Pour la vente de l’électricité issue du solaire, les autorisations sont accordées par appel à projet au sein du ministère de l’Industrie et de l’Énergie pour les projets inférieurs 10 MWc et auprès de la Commission de l’énergie à l’ARP, dans le cadre d’appel d’offres pour les projets où la production varie entre 50 et 200 MWc. Le décret gouvernemental du 26 février 2020, portant sur la production d’électricité à partir des ENR, avait quant à lui autorisé la création de sociétés d’autoproduction d’électricité.

Blocages structurels sur le réseau et revendications locales

Cette stratégie de « miser sur le privé » est toutefois remise en question par plusieurs parties du secteur de l’électricité et de l’énergie en Tunisie qui craignent d’une part la perte de la maîtrise énergétique nationale et d’autre part la suppression d’emplois dans les grandes structures énergétiques du territoire. A rappeler, qu’en plus de la situation politique critique actuelle, les Tunisiens font face à un chômage grandissant qui est est passé de 15 à près de 18 % sous l’effet de la pandémie de Covid-19.
• • • • •
• Consignes de travail
1. Relevez toutes les institutions nommées dans le passage sur l'électricité solaire en Tunisie.
2. Reproduisez sans rien changer la partie du passage sur l'électricité solaire en Tunisie qui commence par "Cette stratégie de" et se poursuit jusqu'à "pandémie de Covid-19.".
3. Poursuivez le texte sur l'électricité solaire en Tunisie en reprenant après sa dernière phrase.

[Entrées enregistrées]
• • • • •
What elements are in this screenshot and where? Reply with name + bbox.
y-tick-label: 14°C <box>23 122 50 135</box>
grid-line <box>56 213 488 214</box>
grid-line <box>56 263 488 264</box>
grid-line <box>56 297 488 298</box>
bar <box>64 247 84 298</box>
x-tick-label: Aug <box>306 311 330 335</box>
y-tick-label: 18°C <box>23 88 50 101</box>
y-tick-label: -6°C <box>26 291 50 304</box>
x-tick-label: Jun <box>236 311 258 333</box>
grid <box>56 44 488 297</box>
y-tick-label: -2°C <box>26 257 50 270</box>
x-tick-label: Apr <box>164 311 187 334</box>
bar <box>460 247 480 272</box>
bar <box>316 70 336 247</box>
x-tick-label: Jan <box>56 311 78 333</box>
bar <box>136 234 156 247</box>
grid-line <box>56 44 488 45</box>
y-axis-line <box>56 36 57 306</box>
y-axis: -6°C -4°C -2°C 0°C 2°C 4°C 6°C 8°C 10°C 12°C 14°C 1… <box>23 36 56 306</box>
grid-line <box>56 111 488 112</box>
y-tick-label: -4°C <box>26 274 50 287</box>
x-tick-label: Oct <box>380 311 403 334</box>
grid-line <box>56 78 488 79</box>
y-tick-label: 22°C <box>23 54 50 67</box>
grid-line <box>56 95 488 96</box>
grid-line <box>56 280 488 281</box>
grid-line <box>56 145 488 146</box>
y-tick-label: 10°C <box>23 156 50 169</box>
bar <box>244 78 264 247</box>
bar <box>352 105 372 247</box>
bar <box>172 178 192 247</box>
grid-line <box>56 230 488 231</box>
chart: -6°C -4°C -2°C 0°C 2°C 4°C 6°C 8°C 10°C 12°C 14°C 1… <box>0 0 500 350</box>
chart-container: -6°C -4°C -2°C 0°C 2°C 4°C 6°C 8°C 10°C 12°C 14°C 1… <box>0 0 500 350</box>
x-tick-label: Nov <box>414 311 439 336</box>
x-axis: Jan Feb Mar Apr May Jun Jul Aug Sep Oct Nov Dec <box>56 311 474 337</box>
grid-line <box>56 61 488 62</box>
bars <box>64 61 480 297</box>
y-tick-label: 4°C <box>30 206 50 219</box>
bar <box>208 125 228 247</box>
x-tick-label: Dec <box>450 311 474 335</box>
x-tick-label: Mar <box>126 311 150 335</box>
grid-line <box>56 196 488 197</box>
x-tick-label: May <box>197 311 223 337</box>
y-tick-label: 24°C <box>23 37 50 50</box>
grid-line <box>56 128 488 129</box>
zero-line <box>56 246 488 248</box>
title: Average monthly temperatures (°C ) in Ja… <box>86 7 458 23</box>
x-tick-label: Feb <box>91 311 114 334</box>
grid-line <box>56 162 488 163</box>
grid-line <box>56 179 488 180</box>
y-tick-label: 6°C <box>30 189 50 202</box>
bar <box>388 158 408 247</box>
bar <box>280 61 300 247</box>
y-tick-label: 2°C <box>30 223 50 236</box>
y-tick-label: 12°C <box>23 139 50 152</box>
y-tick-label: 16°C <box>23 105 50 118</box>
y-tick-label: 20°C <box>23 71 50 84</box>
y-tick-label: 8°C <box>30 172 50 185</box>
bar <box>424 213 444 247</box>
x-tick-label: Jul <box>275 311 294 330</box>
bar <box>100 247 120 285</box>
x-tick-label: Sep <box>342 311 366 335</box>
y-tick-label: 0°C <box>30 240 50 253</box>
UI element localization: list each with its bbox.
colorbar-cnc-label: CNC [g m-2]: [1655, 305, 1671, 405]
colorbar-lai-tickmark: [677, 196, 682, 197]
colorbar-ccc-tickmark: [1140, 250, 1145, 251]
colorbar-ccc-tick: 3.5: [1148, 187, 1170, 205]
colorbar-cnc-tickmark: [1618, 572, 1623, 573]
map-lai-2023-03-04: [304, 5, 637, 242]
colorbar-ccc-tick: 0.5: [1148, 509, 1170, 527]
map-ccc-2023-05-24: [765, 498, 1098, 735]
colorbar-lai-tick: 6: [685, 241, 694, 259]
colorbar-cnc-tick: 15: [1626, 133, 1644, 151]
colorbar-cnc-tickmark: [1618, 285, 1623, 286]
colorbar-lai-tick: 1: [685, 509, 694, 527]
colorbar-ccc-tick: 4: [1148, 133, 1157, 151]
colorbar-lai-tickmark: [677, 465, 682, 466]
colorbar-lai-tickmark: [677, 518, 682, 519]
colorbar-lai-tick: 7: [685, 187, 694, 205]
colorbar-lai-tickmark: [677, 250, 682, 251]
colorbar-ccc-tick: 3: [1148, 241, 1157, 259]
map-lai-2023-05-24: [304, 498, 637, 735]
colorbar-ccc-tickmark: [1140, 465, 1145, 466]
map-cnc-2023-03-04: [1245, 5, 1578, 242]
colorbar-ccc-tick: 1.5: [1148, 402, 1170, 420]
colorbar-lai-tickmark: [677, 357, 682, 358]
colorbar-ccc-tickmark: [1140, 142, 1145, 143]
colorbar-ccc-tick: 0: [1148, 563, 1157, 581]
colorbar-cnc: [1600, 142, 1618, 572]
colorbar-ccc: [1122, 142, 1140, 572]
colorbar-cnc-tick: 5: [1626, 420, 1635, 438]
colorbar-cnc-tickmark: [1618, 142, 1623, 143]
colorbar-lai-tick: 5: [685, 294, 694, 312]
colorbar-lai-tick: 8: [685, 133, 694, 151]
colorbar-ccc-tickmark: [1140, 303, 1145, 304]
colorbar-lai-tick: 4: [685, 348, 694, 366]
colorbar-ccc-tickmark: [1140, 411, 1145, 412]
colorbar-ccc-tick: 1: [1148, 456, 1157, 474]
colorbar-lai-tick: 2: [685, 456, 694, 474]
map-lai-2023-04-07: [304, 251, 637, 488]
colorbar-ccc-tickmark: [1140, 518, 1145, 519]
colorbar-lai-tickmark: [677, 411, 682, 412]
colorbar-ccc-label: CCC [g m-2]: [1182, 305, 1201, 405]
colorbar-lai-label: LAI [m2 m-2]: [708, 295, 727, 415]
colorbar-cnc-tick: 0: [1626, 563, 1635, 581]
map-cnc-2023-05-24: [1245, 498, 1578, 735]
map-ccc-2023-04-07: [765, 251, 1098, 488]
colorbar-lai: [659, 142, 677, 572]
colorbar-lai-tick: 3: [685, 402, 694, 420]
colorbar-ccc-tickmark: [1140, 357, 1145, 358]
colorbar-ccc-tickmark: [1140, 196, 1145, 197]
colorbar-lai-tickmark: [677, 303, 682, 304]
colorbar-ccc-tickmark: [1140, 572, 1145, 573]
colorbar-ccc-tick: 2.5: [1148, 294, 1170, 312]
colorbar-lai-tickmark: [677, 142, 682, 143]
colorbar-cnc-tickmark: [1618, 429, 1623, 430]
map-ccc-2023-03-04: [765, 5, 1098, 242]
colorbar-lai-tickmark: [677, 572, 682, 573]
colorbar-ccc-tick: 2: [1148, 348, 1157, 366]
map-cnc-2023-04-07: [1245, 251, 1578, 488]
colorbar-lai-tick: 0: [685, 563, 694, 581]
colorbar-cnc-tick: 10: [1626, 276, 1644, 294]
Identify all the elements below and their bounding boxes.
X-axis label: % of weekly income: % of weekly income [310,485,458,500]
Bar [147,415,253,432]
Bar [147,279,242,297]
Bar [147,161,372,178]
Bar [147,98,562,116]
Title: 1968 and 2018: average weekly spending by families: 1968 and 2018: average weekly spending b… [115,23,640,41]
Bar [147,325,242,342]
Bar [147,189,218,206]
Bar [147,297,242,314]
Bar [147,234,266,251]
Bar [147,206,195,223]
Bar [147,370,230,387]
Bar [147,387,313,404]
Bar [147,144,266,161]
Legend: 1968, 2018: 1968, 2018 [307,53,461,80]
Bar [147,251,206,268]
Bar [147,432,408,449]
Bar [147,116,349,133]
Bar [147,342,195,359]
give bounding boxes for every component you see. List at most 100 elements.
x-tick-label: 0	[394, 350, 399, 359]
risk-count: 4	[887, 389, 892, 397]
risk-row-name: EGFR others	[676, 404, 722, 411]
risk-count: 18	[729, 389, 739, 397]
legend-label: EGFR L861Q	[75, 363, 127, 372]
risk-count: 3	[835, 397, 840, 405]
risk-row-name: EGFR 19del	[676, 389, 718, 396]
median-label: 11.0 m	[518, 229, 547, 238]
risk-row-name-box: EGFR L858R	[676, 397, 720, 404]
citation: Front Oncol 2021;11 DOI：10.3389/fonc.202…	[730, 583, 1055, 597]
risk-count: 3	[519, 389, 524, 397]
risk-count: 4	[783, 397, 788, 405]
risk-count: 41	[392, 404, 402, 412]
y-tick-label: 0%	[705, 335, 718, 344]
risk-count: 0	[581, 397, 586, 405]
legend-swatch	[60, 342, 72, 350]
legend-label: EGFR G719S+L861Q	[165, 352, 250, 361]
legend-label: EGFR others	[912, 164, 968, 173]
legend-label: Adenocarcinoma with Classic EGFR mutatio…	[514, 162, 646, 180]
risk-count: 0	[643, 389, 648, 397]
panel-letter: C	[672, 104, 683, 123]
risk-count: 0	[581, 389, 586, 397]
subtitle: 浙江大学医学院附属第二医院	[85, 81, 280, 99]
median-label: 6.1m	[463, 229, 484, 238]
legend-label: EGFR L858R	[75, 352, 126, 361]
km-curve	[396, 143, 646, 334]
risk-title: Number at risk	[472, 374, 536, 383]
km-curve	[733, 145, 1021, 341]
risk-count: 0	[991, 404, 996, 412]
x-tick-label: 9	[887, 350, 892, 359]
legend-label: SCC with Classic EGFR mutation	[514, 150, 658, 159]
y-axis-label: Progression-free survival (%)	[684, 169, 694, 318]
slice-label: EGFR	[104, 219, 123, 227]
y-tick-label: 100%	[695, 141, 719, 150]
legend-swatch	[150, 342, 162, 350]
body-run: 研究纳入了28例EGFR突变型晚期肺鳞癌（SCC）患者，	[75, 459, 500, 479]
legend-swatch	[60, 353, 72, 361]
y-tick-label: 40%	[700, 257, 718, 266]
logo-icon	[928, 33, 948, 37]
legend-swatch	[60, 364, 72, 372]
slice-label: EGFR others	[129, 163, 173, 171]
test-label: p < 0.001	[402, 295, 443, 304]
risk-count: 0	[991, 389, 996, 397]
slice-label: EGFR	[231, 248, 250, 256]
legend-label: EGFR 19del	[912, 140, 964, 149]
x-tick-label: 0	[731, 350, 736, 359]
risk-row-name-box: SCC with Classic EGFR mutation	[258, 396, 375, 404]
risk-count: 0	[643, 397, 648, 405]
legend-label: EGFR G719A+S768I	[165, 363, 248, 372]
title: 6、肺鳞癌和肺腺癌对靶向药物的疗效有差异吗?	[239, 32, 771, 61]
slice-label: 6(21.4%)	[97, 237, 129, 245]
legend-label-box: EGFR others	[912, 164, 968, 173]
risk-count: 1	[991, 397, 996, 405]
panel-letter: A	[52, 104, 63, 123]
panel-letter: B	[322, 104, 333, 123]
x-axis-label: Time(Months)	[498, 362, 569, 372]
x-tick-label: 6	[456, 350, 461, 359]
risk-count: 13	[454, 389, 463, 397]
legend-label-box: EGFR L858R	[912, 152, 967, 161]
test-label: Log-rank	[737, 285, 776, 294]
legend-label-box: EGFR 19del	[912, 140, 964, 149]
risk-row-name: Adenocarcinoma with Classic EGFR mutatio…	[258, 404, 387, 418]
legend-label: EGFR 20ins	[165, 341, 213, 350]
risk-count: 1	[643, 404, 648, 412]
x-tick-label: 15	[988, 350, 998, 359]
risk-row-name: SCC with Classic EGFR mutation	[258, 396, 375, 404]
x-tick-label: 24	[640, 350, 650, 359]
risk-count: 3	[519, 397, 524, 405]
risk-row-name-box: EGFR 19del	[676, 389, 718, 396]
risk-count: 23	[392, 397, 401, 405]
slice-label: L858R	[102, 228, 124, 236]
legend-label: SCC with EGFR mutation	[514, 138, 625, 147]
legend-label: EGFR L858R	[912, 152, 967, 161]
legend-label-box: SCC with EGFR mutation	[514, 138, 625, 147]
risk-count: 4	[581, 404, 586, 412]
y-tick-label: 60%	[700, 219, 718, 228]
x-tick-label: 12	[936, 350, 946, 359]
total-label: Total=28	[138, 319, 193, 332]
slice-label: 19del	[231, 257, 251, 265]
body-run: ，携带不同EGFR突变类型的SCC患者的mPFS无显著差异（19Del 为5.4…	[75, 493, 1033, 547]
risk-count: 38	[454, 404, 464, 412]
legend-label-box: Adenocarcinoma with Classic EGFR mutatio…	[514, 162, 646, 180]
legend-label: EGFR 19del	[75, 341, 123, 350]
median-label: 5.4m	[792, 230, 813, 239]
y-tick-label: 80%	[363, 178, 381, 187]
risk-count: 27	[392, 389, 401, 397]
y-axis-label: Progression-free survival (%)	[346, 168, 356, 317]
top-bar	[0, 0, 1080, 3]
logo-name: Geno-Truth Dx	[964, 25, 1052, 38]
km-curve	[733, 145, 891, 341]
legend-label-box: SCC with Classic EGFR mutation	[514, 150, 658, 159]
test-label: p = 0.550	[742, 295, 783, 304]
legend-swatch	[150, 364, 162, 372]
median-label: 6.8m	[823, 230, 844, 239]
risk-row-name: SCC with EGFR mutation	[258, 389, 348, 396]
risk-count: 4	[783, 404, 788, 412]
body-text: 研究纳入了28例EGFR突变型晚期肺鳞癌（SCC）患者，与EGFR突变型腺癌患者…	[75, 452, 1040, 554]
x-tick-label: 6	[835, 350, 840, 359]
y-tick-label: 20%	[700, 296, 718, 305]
• • • • •
• Réponses par point
1.
- le ministère de l’Industrie et de l’Énergie
- la Commission de l’énergie
- l’ARP

2.
Cette stratégie de « miser sur le privé » est toutefois remise en question par plusieurs parties du secteur de l’électricité et de l’énergie en Tunisie qui craignent d’une part la perte de la maîtrise énergétique nationale et d’autre part la suppression d’emplois dans les grandes structures énergétiques du territoire. A rappeler, qu’en plus de la situation politique critique actuelle, les Tunisiens font face à un chômage grandissant qui est est passé de 15 à près de 18 % sous l’effet de la pandémie de Covid-19.

3.
En juillet 2020, le raccordement de la centrale de Tataouine avait cristallisé les revendications. L’installation de 10 MW, installée sur 20 hectares a été construite par le groupe pétrolier italien ENI en partenariat avec l’Entreprise tunisienne des activités pétrolières (ETAP). Pour les syndicats de la STEG, qui dénoncent un surcout facturé à STEG concernant le transport de l’électricité, la méthode adoptée par le ministère pour mettre en œuvre ce projet « serait fatale » pour l’entreprise d’électricité publique.

Toujours d’après les syndicats, l’énergie solaire en elle-même n’est un problème. Mais l’élargissement d’un modèle énergétique de production d’électricité par des privés et sa vente directe aux clients pourrait perturber le réseau électrique et la distribution de l’électricité dans le pays. Ceci se ferait au détriment des ménages les plus modestes qui pourraient voir les prix augmenter et les problèmes de réseau, déjà présents, se multiplier.

En juin 2020, le secrétaire général de Fédération générale de l’électricité et du gaz, Abdelkader Jelassi, avait déjà affirmé dans une déclaration à l’agence TAP « l’opposition catégorique de la Fédération à la privatisation de la production de l’électricité en Tunisie ».

Baisse des subventions et manque d’incitations de l’Etat

Le marché solaire souffre par ailleurs de la crise du COVID et de la baisse récente des subventions. Pour « rationaliser les ressources du Fonds de transition énergétique (FTE) », l’ANME a en effet limité la subvention sur les équipements PV, qui avait été mise en place en 2017. Aussi, le taux par kW passerait de 1200 à 500 dinars pour les installations supérieurs à 1,5 kWc. L’ANME a affirmé maintenir la valeur de la subvention à 1500 dinars par kW pour les systèmes photovoltaïques dont la capacité est égale ou inférieure à 1,5 KW. Dans le détail, cette subvention est versées aux clients finaux par l’intermédiaire des sociétés du solaire qui procèdent à sa déduction de la facture. Or, d’après les informations de l’agence tunisienne TAP, « depuis le mois de septembre 2020, aucune entreprise n’a reçu cette subvention ».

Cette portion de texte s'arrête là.